◆ Stated goal
Search the data for the string "BALLOON" and gather each line it is in.

# start of Working data

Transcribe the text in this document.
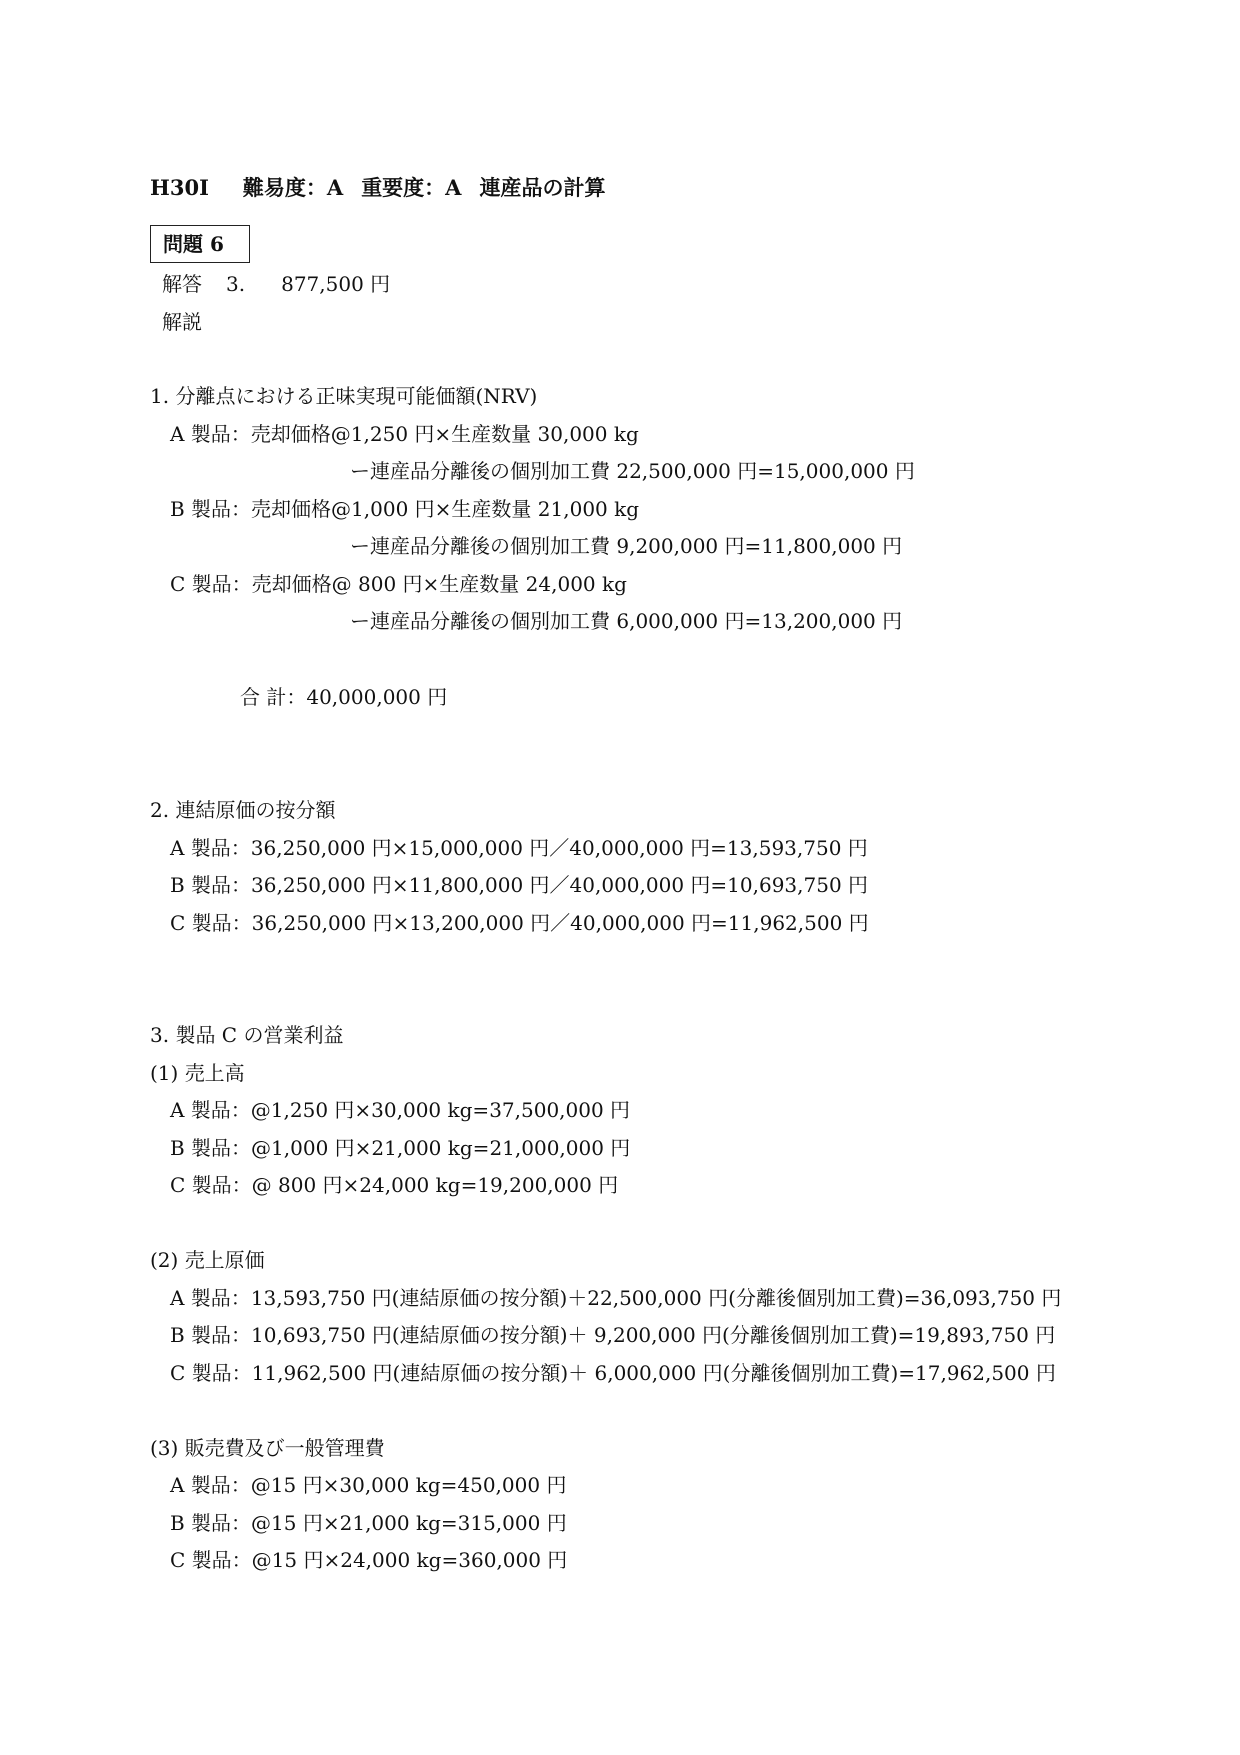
H30I 難易度：A 重要度：A 連産品の計算
問題 6
解答 3. 877,500 円
解説
1. 分離点における正味実現可能価額(NRV)
A 製品：売却価格@1,250 円×生産数量 30,000 kg
ー連産品分離後の個別加工費 22,500,000 円=15,000,000 円
B 製品：売却価格@1,000 円×生産数量 21,000 kg
ー連産品分離後の個別加工費 9,200,000 円=11,800,000 円
C 製品：売却価格@ 800 円×生産数量 24,000 kg
ー連産品分離後の個別加工費 6,000,000 円=13,200,000 円
合 計：40,000,000 円
2. 連結原価の按分額
A 製品：36,250,000 円×15,000,000 円／40,000,000 円=13,593,750 円
B 製品：36,250,000 円×11,800,000 円／40,000,000 円=10,693,750 円
C 製品：36,250,000 円×13,200,000 円／40,000,000 円=11,962,500 円
3. 製品 C の営業利益
(1) 売上高
A 製品：@1,250 円×30,000 kg=37,500,000 円
B 製品：@1,000 円×21,000 kg=21,000,000 円
C 製品：@ 800 円×24,000 kg=19,200,000 円
(2) 売上原価
A 製品：13,593,750 円(連結原価の按分額)＋22,500,000 円(分離後個別加工費)=36,093,750 円
B 製品：10,693,750 円(連結原価の按分額)＋ 9,200,000 円(分離後個別加工費)=19,893,750 円
C 製品：11,962,500 円(連結原価の按分額)＋ 6,000,000 円(分離後個別加工費)=17,962,500 円
(3) 販売費及び一般管理費
A 製品：@15 円×30,000 kg=450,000 円
B 製品：@15 円×21,000 kg=315,000 円
C 製品：@15 円×24,000 kg=360,000 円
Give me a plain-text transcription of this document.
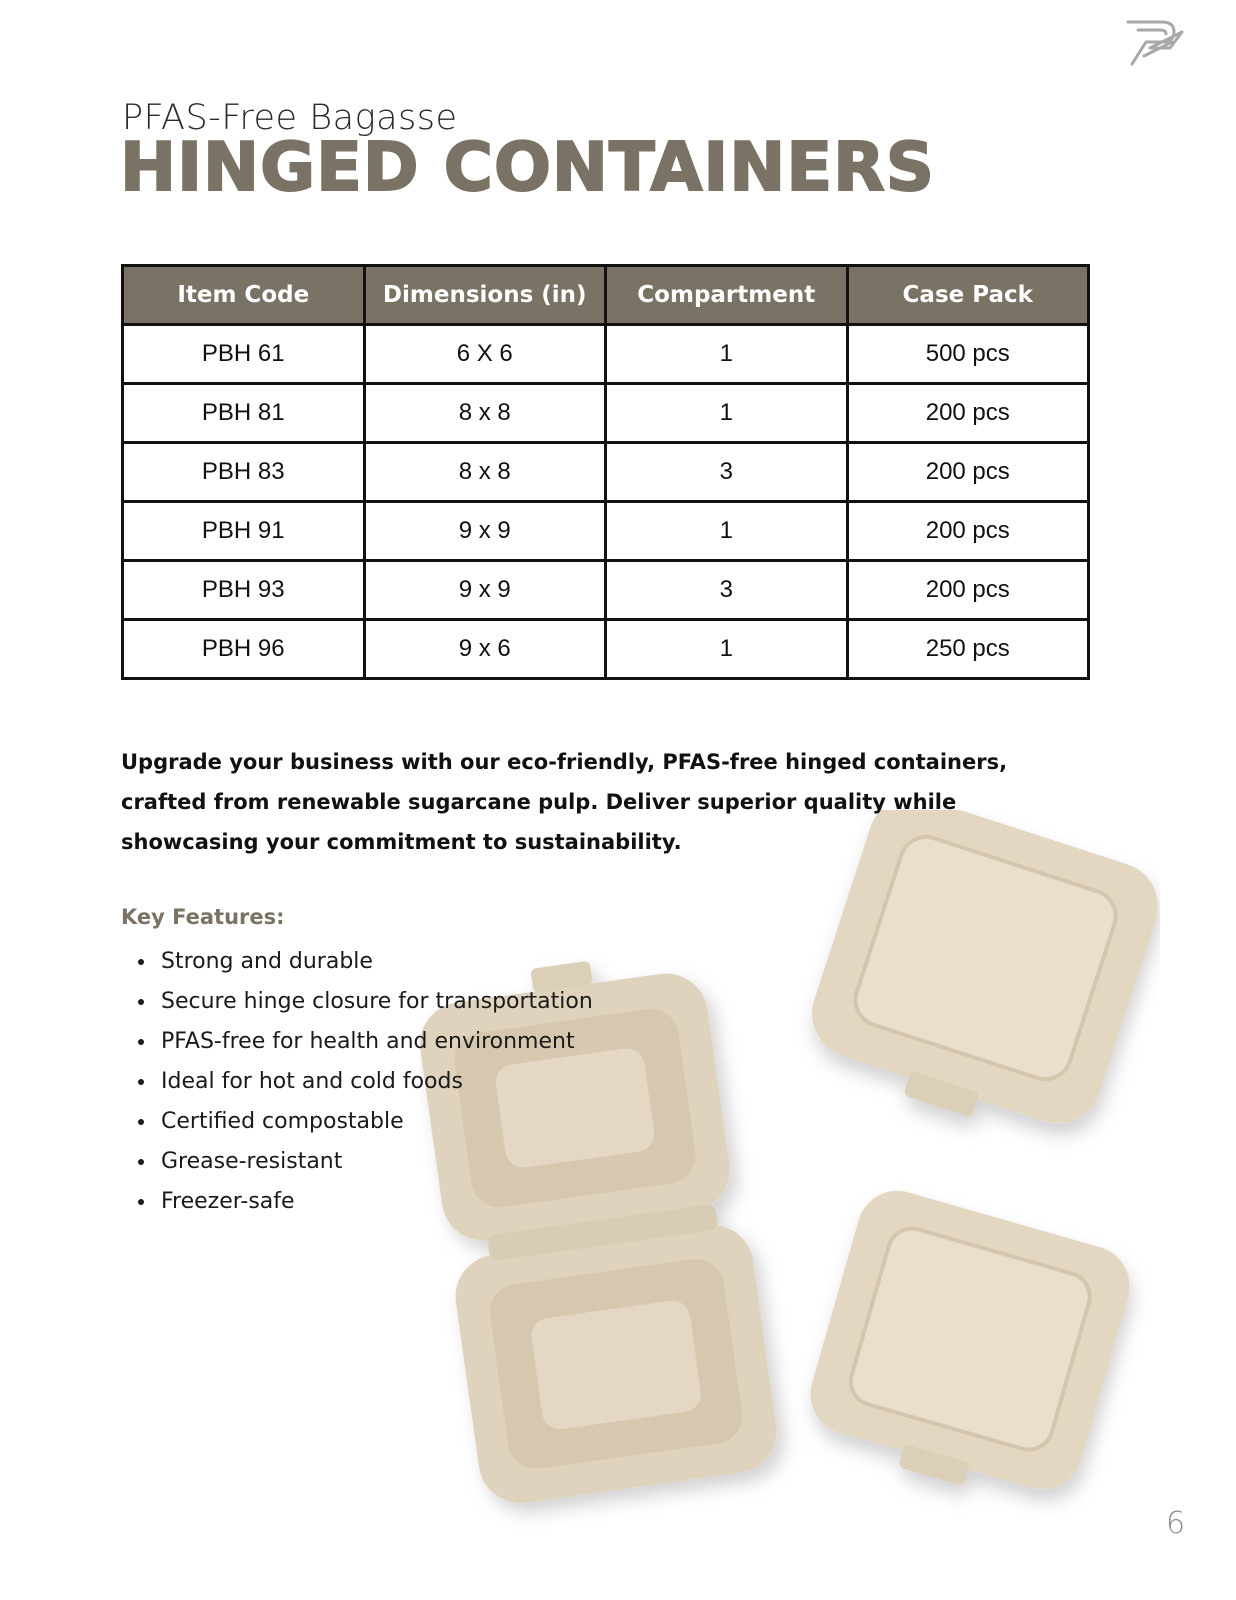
PFAS-Free Bagasse
HINGED CONTAINERS
Item Code	Dimensions (in)	Compartment	Case Pack
PBH 61	6 X 6	1	500 pcs
PBH 81	8 x 8	1	200 pcs
PBH 83	8 x 8	3	200 pcs
PBH 91	9 x 9	1	200 pcs
PBH 93	9 x 9	3	200 pcs
PBH 96	9 x 6	1	250 pcs
Upgrade your business with our eco-friendly, PFAS-free hinged containers, crafted from renewable sugarcane pulp. Deliver superior quality while showcasing your commitment to sustainability.
Key Features:
Strong and durable
Secure hinge closure for transportation
PFAS-free for health and environment
Ideal for hot and cold foods
Certified compostable
Grease-resistant
Freezer-safe
6
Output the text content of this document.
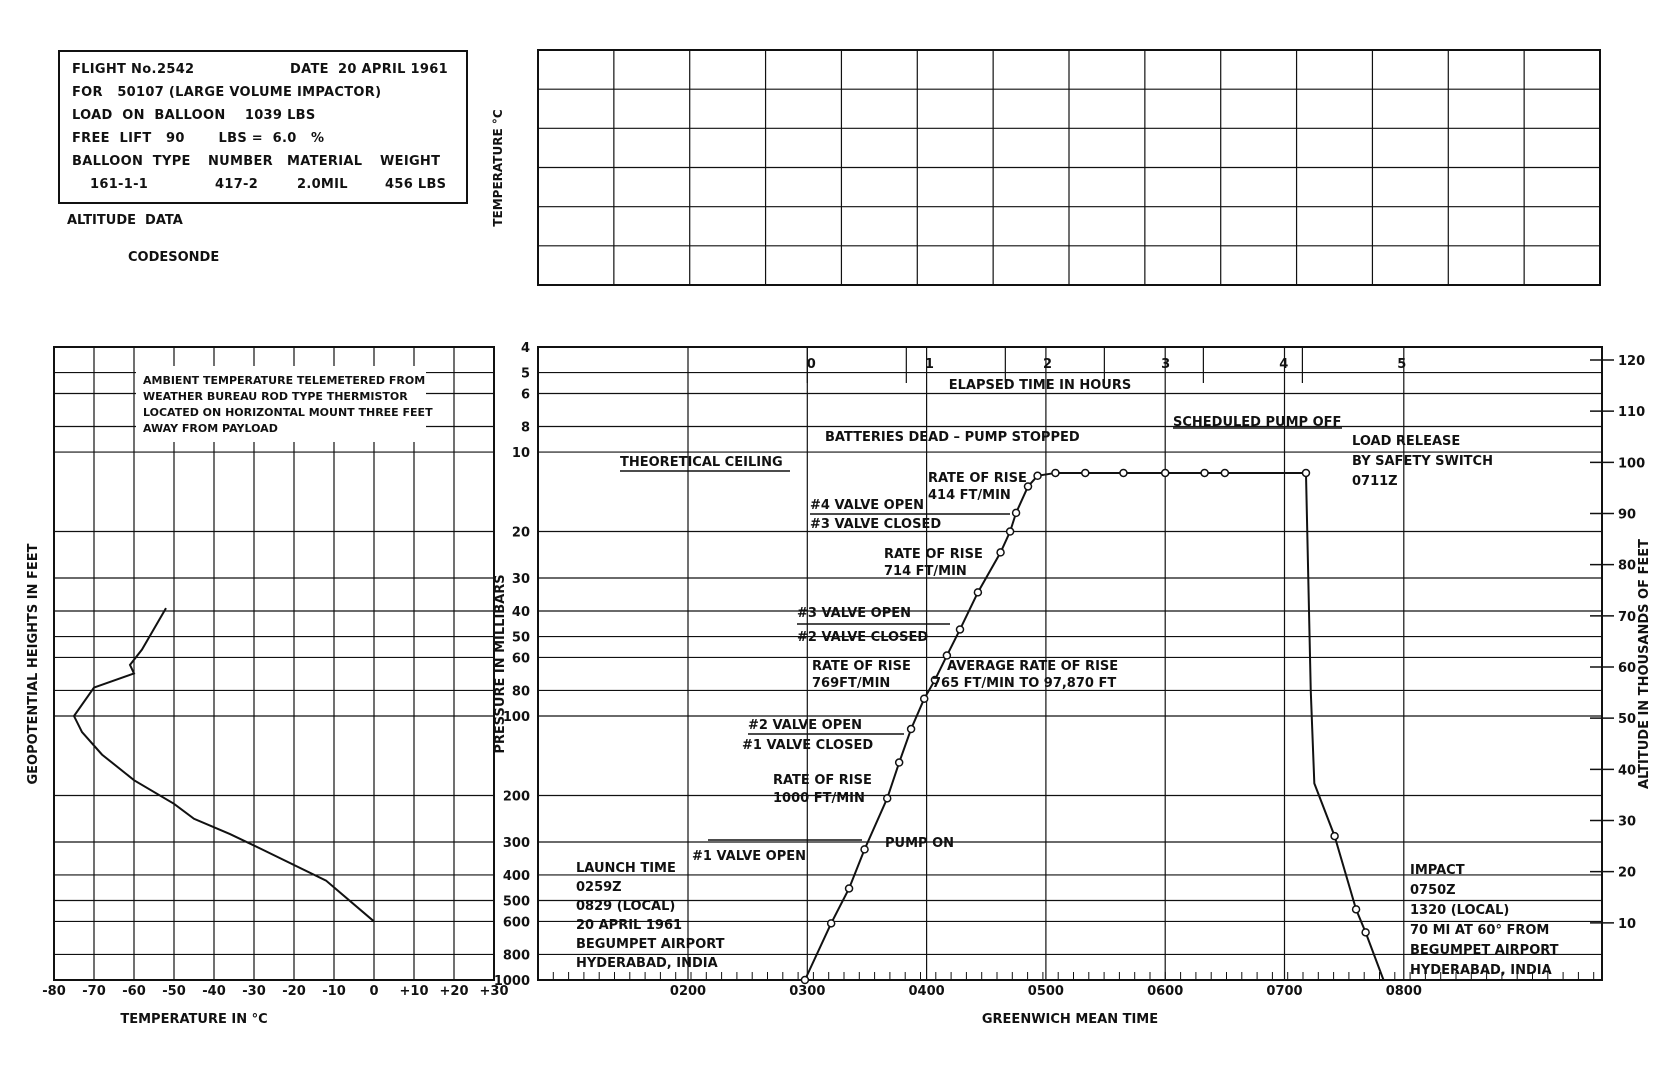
FLIGHT No. 2542	DATE 20 APRIL 1961
FOR   50107 (LARGE VOLUME IMPACTOR)
LOAD  ON  BALLOON    1039 LBS
FREE  LIFT   90       LBS =  6.0   %
BALLOON  TYPE NUMBER MATERIAL WEIGHT
161-1-1	417-2	2.0MIL	456 LBS
ALTITUDE  DATA
CODESONDE
TEMPERATURE °C
-80 -70 -60 -50 -40 -30 -20 -10 0 +10 +20 +30
TEMPERATURE IN °C
GEOPOTENTIAL HEIGHTS IN FEET
4
5
6
8
10
20
30
40
50
60
80
100
200
300
400
500
600
800
1000
0200	0300	0400	0500	0600	0700	0800
0	1	2	3	4	5
ELAPSED TIME IN HOURS
GREENWICH MEAN TIME
PRESSURE IN MILLIBARS	ALTITUDE IN THOUSANDS OF FEET
10
20
30
40
50
60
70
80
90
100
110
120
AMBIENT TEMPERATURE TELEMETERED FROM WEATHER BUREAU ROD TYPE THERMISTOR LOCATED ON HORIZONTAL MOUNT THREE FEET AWAY FROM PAYLOAD
THEORETICAL CEILING
BATTERIES DEAD – PUMP STOPPED
SCHEDULED PUMP OFF
LOAD RELEASE
BY SAFETY SWITCH
0711Z
RATE OF RISE
414 FT/MIN
#4 VALVE OPEN
#3 VALVE CLOSED
RATE OF RISE
714 FT/MIN
#3 VALVE OPEN
#2 VALVE CLOSED
RATE OF RISE
769FT/MIN
AVERAGE RATE OF RISE
765 FT/MIN TO 97,870 FT
#2 VALVE OPEN
#1 VALVE CLOSED
RATE OF RISE
1000 FT/MIN
PUMP ON
#1 VALVE OPEN
LAUNCH TIME
0259Z
0829 (LOCAL)
20 APRIL 1961
BEGUMPET AIRPORT
HYDERABAD, INDIA
IMPACT
0750Z
1320 (LOCAL)
70 MI AT 60° FROM
BEGUMPET AIRPORT
HYDERABAD, INDIA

# end of Working data

◆ The reply
LOAD  ON  BALLOON    1039 LBS
BALLOON  TYPE NUMBER MATERIAL WEIGHT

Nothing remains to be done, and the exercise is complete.